- [EXERCISE PROMPT]: Gather all lines containing the string "text" and copy them out.

- [RECORDS]:
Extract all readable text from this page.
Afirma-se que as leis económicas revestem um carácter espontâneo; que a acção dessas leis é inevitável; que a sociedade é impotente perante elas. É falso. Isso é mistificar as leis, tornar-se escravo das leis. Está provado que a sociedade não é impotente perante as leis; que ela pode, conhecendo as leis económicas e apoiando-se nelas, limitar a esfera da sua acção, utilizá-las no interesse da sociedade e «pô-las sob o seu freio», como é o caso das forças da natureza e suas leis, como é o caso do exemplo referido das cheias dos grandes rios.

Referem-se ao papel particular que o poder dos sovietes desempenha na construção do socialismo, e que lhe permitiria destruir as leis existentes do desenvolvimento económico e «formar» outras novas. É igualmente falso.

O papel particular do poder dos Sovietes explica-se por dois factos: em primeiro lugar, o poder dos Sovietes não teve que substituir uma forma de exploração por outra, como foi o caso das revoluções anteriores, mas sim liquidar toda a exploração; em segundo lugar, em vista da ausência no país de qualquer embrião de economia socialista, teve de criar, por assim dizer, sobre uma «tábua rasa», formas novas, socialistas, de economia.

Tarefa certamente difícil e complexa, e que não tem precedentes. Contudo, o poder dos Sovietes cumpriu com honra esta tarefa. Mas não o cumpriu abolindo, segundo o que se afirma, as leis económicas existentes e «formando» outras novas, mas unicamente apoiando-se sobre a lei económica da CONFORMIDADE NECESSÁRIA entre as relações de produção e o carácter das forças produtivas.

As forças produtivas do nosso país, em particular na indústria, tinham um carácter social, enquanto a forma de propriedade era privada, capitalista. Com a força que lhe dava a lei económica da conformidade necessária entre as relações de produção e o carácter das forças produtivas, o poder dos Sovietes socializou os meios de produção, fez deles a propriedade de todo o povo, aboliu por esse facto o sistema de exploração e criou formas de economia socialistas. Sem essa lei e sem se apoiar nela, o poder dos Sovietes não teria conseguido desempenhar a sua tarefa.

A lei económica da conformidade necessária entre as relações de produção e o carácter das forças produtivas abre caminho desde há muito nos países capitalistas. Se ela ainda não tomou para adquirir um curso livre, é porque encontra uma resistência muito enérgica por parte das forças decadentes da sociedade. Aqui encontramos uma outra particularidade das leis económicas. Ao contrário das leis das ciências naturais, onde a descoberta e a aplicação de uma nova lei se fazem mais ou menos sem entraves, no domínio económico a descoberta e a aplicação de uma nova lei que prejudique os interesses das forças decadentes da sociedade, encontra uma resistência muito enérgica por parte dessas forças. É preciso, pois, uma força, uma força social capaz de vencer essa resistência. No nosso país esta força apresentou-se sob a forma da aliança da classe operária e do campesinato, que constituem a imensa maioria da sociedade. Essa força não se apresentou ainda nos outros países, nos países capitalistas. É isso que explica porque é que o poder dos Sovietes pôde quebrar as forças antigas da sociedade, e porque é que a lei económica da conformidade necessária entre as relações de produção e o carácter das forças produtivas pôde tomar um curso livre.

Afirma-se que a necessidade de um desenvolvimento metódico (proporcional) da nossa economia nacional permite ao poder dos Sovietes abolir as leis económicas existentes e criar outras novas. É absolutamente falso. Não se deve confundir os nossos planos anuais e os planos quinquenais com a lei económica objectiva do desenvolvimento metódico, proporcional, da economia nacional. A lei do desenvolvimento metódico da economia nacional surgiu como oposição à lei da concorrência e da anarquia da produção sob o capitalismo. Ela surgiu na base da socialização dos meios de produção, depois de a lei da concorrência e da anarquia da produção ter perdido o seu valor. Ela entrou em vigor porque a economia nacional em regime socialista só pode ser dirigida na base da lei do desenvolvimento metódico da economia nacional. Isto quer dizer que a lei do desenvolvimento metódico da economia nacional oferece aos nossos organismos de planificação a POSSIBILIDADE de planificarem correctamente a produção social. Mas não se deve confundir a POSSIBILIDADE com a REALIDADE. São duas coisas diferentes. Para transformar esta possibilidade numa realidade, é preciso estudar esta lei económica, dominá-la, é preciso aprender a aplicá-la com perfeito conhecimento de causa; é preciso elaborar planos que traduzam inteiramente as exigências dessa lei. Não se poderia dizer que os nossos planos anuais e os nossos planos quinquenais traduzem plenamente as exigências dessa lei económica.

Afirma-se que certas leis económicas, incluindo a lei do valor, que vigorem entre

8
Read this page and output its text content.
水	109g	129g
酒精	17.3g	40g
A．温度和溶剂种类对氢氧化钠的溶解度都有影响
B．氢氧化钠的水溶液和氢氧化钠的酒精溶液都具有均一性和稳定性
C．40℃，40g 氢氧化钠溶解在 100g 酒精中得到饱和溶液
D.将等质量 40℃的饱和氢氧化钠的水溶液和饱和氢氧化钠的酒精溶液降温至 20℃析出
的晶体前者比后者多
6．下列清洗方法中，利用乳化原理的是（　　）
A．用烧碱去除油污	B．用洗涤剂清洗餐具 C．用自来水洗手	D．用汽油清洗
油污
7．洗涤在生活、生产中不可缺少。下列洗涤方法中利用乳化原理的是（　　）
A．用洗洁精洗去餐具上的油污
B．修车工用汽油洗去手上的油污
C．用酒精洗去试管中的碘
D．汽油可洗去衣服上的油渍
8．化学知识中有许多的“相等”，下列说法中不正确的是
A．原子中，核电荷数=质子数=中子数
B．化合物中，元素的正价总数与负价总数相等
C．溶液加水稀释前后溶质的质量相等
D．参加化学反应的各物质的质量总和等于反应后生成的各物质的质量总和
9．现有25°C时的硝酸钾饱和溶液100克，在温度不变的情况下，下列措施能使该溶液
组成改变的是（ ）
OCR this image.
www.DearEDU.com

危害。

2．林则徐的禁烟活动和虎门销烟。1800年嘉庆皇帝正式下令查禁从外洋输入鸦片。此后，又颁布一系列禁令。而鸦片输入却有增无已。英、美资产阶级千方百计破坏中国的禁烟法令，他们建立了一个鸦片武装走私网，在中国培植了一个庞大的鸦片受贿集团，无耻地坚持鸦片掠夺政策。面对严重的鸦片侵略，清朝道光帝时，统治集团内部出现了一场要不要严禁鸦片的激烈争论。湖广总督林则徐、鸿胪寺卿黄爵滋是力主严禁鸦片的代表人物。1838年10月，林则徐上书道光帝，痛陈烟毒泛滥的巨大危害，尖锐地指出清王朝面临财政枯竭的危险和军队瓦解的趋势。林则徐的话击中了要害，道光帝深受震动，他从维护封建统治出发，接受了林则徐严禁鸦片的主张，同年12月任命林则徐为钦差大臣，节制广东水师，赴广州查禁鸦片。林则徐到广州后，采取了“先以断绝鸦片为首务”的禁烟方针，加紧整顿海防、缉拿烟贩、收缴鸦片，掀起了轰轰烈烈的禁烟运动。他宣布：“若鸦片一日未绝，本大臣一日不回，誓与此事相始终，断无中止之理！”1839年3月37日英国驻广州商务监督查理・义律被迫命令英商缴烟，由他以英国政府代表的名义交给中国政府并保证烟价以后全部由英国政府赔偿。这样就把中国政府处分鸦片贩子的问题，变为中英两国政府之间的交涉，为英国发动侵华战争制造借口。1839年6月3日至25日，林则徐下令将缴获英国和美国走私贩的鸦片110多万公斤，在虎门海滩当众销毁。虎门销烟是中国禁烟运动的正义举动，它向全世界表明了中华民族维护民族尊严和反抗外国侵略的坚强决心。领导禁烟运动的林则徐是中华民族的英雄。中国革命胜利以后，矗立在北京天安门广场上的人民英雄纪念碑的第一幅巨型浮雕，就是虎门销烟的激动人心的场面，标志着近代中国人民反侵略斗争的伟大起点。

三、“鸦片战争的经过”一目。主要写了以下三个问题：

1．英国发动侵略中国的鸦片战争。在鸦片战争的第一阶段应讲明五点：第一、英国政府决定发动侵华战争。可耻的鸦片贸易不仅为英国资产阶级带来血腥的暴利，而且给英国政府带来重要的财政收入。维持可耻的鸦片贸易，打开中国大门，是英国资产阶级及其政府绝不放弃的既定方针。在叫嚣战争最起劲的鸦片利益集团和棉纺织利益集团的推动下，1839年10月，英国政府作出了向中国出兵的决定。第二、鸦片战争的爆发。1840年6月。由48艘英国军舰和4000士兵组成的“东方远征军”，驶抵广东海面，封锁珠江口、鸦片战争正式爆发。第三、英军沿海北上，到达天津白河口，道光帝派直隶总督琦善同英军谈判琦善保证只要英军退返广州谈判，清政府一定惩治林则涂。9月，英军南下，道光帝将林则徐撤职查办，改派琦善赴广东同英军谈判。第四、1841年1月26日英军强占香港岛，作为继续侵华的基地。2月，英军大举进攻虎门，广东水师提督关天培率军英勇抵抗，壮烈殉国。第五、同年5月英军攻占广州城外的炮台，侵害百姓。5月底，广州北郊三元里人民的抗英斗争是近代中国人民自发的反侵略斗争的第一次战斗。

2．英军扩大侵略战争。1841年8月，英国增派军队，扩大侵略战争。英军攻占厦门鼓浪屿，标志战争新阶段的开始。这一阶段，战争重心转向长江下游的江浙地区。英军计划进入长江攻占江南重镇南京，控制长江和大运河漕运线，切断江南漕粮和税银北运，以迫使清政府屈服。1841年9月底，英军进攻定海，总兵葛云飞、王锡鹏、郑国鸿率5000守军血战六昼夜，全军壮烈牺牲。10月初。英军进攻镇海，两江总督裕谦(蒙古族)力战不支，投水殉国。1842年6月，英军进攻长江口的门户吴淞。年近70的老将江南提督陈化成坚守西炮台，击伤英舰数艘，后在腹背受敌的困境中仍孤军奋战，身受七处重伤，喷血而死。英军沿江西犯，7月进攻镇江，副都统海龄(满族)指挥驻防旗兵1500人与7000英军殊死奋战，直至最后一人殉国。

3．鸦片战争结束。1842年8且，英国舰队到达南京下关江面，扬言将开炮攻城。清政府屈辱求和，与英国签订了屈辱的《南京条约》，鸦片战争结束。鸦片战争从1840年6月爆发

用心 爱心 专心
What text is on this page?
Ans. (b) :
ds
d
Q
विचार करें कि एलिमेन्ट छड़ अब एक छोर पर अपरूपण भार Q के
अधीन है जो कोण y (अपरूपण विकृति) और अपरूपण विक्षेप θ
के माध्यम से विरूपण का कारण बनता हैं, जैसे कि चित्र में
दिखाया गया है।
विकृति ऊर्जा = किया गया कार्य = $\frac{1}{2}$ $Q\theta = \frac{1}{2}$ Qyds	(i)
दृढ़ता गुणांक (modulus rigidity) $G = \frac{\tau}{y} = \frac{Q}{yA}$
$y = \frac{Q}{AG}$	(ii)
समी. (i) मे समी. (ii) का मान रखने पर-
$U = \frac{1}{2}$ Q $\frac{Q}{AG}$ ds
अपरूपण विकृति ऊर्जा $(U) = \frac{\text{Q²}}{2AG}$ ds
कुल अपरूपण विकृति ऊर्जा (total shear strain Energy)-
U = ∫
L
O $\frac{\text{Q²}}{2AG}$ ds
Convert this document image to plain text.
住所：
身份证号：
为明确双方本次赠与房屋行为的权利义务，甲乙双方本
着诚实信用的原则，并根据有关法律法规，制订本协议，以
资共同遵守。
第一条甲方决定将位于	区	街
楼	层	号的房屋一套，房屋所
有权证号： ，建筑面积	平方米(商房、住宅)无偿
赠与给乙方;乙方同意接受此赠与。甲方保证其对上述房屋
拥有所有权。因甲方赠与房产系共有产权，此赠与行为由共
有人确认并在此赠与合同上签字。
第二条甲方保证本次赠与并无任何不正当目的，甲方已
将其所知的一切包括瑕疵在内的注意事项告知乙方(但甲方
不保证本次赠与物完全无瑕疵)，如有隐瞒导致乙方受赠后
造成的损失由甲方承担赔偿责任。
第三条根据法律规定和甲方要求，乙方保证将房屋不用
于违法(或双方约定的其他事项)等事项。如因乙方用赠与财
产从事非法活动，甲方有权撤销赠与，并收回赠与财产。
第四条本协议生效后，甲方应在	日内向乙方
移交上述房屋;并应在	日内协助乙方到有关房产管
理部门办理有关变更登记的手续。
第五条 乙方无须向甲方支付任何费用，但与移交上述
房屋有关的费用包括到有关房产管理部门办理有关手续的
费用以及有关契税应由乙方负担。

- [RESPONSE FOR THIS EXERCISE]:
Extract all readable text from this page.
Read this page and output its text content.
What text is on this page?
अपरूपण विकृति ऊर्जा $(U) = \frac{\text{Q²}}{2AG}$ ds
O $\frac{\text{Q²}}{2AG}$ ds
Convert this document image to plain text.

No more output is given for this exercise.